Data entries for graphics
....
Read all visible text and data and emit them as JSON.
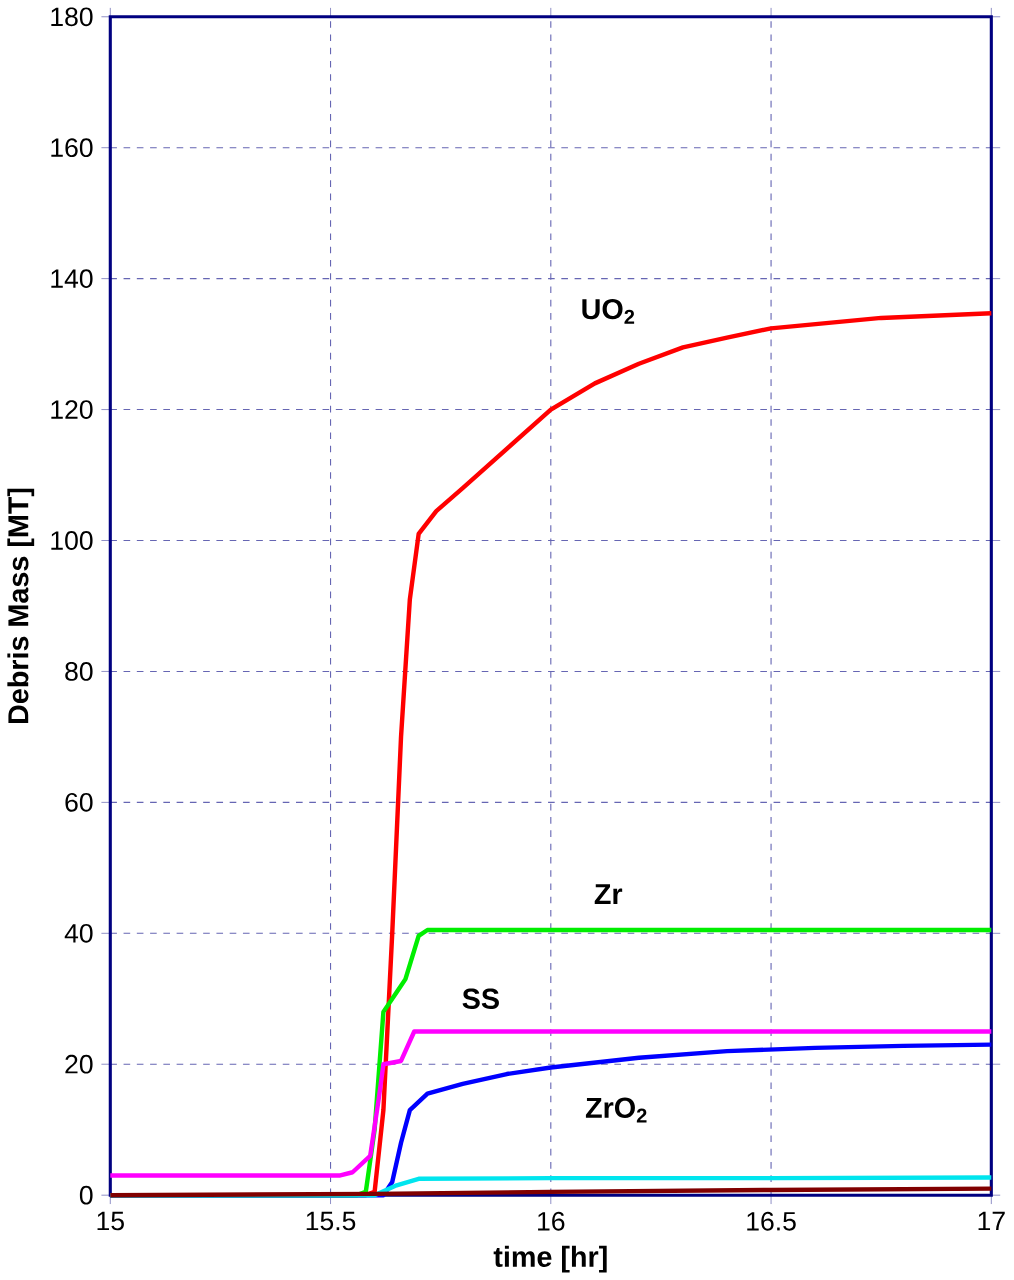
{
  "chart_data": {
    "type": "line",
    "xlabel": "time [hr]",
    "ylabel": "Debris Mass [MT]",
    "xlim": [
      15,
      17
    ],
    "ylim": [
      0,
      180
    ],
    "xticks": [
      15,
      15.5,
      16,
      16.5,
      17
    ],
    "yticks": [
      0,
      20,
      40,
      60,
      80,
      100,
      120,
      140,
      160,
      180
    ],
    "grid": true,
    "marker": "none",
    "line_style": "solid",
    "series": [
      {
        "name": "UO$_{2}$",
        "color": "#ff0000",
        "x": [
          15,
          15.58,
          15.6,
          15.62,
          15.64,
          15.66,
          15.68,
          15.7,
          15.74,
          15.8,
          15.9,
          16,
          16.1,
          16.2,
          16.3,
          16.4,
          16.5,
          16.75,
          17
        ],
        "values": [
          0,
          0,
          0.5,
          13,
          40,
          70,
          91,
          101,
          104.5,
          108,
          114,
          120,
          124,
          127,
          129.5,
          131,
          132.4,
          134,
          134.7
        ]
      },
      {
        "name": "Zr",
        "color": "#00ee00",
        "x": [
          15,
          15.56,
          15.58,
          15.6,
          15.62,
          15.65,
          15.67,
          15.7,
          15.72,
          16,
          16.5,
          17
        ],
        "values": [
          0,
          0,
          0.5,
          10,
          28,
          31,
          33,
          39.6,
          40.5,
          40.5,
          40.5,
          40.5
        ]
      },
      {
        "name": "SS",
        "color": "#ff00ff",
        "x": [
          15,
          15.52,
          15.55,
          15.59,
          15.61,
          15.62,
          15.66,
          15.69,
          15.71,
          16,
          16.5,
          17
        ],
        "values": [
          3,
          3,
          3.5,
          6,
          15,
          20,
          20.5,
          25,
          25,
          25,
          25,
          25
        ]
      },
      {
        "name": "ZrO$_{2}$",
        "color": "#0000ff",
        "x": [
          15,
          15.62,
          15.64,
          15.66,
          15.68,
          15.72,
          15.8,
          15.9,
          16,
          16.2,
          16.4,
          16.6,
          16.8,
          17
        ],
        "values": [
          0,
          0,
          2,
          8,
          13,
          15.5,
          17,
          18.5,
          19.5,
          21,
          22,
          22.5,
          22.8,
          23
        ]
      },
      {
        "color": "#00e5ee",
        "x": [
          15,
          15.6,
          15.65,
          15.7,
          16,
          16.5,
          17
        ],
        "values": [
          0,
          0,
          1.5,
          2.5,
          2.6,
          2.6,
          2.7
        ]
      },
      {
        "color": "#800000",
        "x": [
          15,
          15.6,
          16,
          16.5,
          17
        ],
        "values": [
          0,
          0.2,
          0.5,
          0.8,
          1
        ]
      }
    ]
  }
}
....
» Request: Return to the listing above and set it down exactly, leaving out its pictures.

» Full solution:
Read all visible text and data and emit them as JSON.
{
  "chart_data": {
    "type": "line",
    "xlabel": "time [hr]",
    "ylabel": "Debris Mass [MT]",
    "xlim": [
      15,
      17
    ],
    "ylim": [
      0,
      180
    ],
    "xticks": [
      15,
      15.5,
      16,
      16.5,
      17
    ],
    "yticks": [
      0,
      20,
      40,
      60,
      80,
      100,
      120,
      140,
      160,
      180
    ],
    "grid": true,
    "marker": "none",
    "line_style": "solid",
    "series": [
      {
        "name": "UO$_{2}$",
        "color": "#ff0000",
        "x": [
          15,
          15.58,
          15.6,
          15.62,
          15.64,
          15.66,
          15.68,
          15.7,
          15.74,
          15.8,
          15.9,
          16,
          16.1,
          16.2,
          16.3,
          16.4,
          16.5,
          16.75,
          17
        ],
        "values": [
          0,
          0,
          0.5,
          13,
          40,
          70,
          91,
          101,
          104.5,
          108,
          114,
          120,
          124,
          127,
          129.5,
          131,
          132.4,
          134,
          134.7
        ]
      },
      {
        "name": "Zr",
        "color": "#00ee00",
        "x": [
          15,
          15.56,
          15.58,
          15.6,
          15.62,
          15.65,
          15.67,
          15.7,
          15.72,
          16,
          16.5,
          17
        ],
        "values": [
          0,
          0,
          0.5,
          10,
          28,
          31,
          33,
          39.6,
          40.5,
          40.5,
          40.5,
          40.5
        ]
      },
      {
        "name": "SS",
        "color": "#ff00ff",
        "x": [
          15,
          15.52,
          15.55,
          15.59,
          15.61,
          15.62,
          15.66,
          15.69,
          15.71,
          16,
          16.5,
          17
        ],
        "values": [
          3,
          3,
          3.5,
          6,
          15,
          20,
          20.5,
          25,
          25,
          25,
          25,
          25
        ]
      },
      {
        "name": "ZrO$_{2}$",
        "color": "#0000ff",
        "x": [
          15,
          15.62,
          15.64,
          15.66,
          15.68,
          15.72,
          15.8,
          15.9,
          16,
          16.2,
          16.4,
          16.6,
          16.8,
          17
        ],
        "values": [
          0,
          0,
          2,
          8,
          13,
          15.5,
          17,
          18.5,
          19.5,
          21,
          22,
          22.5,
          22.8,
          23
        ]
      },
      {
        "color": "#00e5ee",
        "x": [
          15,
          15.6,
          15.65,
          15.7,
          16,
          16.5,
          17
        ],
        "values": [
          0,
          0,
          1.5,
          2.5,
          2.6,
          2.6,
          2.7
        ]
      },
      {
        "color": "#800000",
        "x": [
          15,
          15.6,
          16,
          16.5,
          17
        ],
        "values": [
          0,
          0.2,
          0.5,
          0.8,
          1
        ]
      }
    ]
  }
}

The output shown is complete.